-------- Materials provided --------

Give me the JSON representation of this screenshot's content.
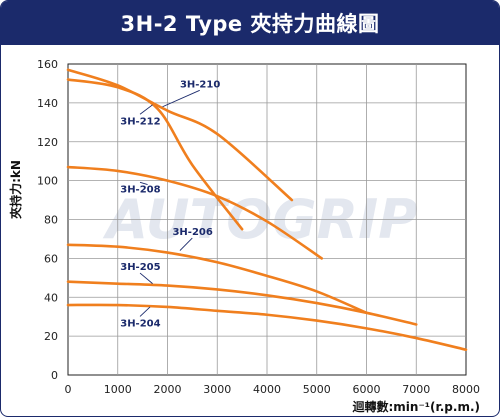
{
  "chart_data": {
    "type": "line",
    "title": "3H-2 Type 夾持力曲線圖",
    "xlabel": "迴轉數:min⁻¹(r.p.m.)",
    "ylabel": "夾持力:kN",
    "xlim": [
      0,
      8000
    ],
    "ylim": [
      0,
      160
    ],
    "xticks": [
      0,
      1000,
      2000,
      3000,
      4000,
      5000,
      6000,
      7000,
      8000
    ],
    "yticks": [
      0,
      20,
      40,
      60,
      80,
      100,
      120,
      140,
      160
    ],
    "grid": true,
    "watermark": "AUTOGRIP",
    "line_color": "#f07f1e",
    "series": [
      {
        "name": "3H-210",
        "x": [
          0,
          1000,
          2000,
          3000,
          4500
        ],
        "y": [
          157,
          149,
          136,
          124,
          90
        ]
      },
      {
        "name": "3H-212",
        "x": [
          0,
          1000,
          1800,
          2500,
          3500
        ],
        "y": [
          152,
          148,
          137,
          108,
          75
        ]
      },
      {
        "name": "3H-208",
        "x": [
          0,
          1000,
          2000,
          3000,
          4000,
          5100
        ],
        "y": [
          107,
          105,
          100,
          92,
          79,
          60
        ]
      },
      {
        "name": "3H-206",
        "x": [
          0,
          1000,
          2000,
          3000,
          4000,
          5000,
          6000
        ],
        "y": [
          67,
          66,
          63,
          58,
          51,
          43,
          32
        ]
      },
      {
        "name": "3H-205",
        "x": [
          0,
          1000,
          2000,
          3000,
          4000,
          5000,
          6000,
          7000
        ],
        "y": [
          48,
          47,
          46,
          44,
          41,
          37,
          32,
          26
        ]
      },
      {
        "name": "3H-204",
        "x": [
          0,
          1000,
          2000,
          3000,
          4000,
          5000,
          6000,
          7000,
          8000
        ],
        "y": [
          36,
          36,
          35,
          33,
          31,
          28,
          24,
          19,
          13
        ]
      }
    ],
    "labels": [
      {
        "series": "3H-210",
        "x": 2250,
        "y": 148,
        "ax": 1900,
        "ay": 138
      },
      {
        "series": "3H-212",
        "x": 1050,
        "y": 129,
        "ax": 1700,
        "ay": 139
      },
      {
        "series": "3H-208",
        "x": 1050,
        "y": 94,
        "ax": 1600,
        "ay": 98
      },
      {
        "series": "3H-206",
        "x": 2100,
        "y": 72,
        "ax": 2250,
        "ay": 64
      },
      {
        "series": "3H-205",
        "x": 1050,
        "y": 54,
        "ax": 1700,
        "ay": 47
      },
      {
        "series": "3H-204",
        "x": 1050,
        "y": 25,
        "ax": 1650,
        "ay": 35
      }
    ]
  }
}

--------

## Task statement
Every record gets retyped exactly; no picture goes into the copy.

## Solution to this task
Give me the JSON representation of this screenshot's content.
{
  "chart_data": {
    "type": "line",
    "title": "3H-2 Type 夾持力曲線圖",
    "xlabel": "迴轉數:min⁻¹(r.p.m.)",
    "ylabel": "夾持力:kN",
    "xlim": [
      0,
      8000
    ],
    "ylim": [
      0,
      160
    ],
    "xticks": [
      0,
      1000,
      2000,
      3000,
      4000,
      5000,
      6000,
      7000,
      8000
    ],
    "yticks": [
      0,
      20,
      40,
      60,
      80,
      100,
      120,
      140,
      160
    ],
    "grid": true,
    "watermark": "AUTOGRIP",
    "line_color": "#f07f1e",
    "series": [
      {
        "name": "3H-210",
        "x": [
          0,
          1000,
          2000,
          3000,
          4500
        ],
        "y": [
          157,
          149,
          136,
          124,
          90
        ]
      },
      {
        "name": "3H-212",
        "x": [
          0,
          1000,
          1800,
          2500,
          3500
        ],
        "y": [
          152,
          148,
          137,
          108,
          75
        ]
      },
      {
        "name": "3H-208",
        "x": [
          0,
          1000,
          2000,
          3000,
          4000,
          5100
        ],
        "y": [
          107,
          105,
          100,
          92,
          79,
          60
        ]
      },
      {
        "name": "3H-206",
        "x": [
          0,
          1000,
          2000,
          3000,
          4000,
          5000,
          6000
        ],
        "y": [
          67,
          66,
          63,
          58,
          51,
          43,
          32
        ]
      },
      {
        "name": "3H-205",
        "x": [
          0,
          1000,
          2000,
          3000,
          4000,
          5000,
          6000,
          7000
        ],
        "y": [
          48,
          47,
          46,
          44,
          41,
          37,
          32,
          26
        ]
      },
      {
        "name": "3H-204",
        "x": [
          0,
          1000,
          2000,
          3000,
          4000,
          5000,
          6000,
          7000,
          8000
        ],
        "y": [
          36,
          36,
          35,
          33,
          31,
          28,
          24,
          19,
          13
        ]
      }
    ],
    "labels": [
      {
        "series": "3H-210",
        "x": 2250,
        "y": 148,
        "ax": 1900,
        "ay": 138
      },
      {
        "series": "3H-212",
        "x": 1050,
        "y": 129,
        "ax": 1700,
        "ay": 139
      },
      {
        "series": "3H-208",
        "x": 1050,
        "y": 94,
        "ax": 1600,
        "ay": 98
      },
      {
        "series": "3H-206",
        "x": 2100,
        "y": 72,
        "ax": 2250,
        "ay": 64
      },
      {
        "series": "3H-205",
        "x": 1050,
        "y": 54,
        "ax": 1700,
        "ay": 47
      },
      {
        "series": "3H-204",
        "x": 1050,
        "y": 25,
        "ax": 1650,
        "ay": 35
      }
    ]
  }
}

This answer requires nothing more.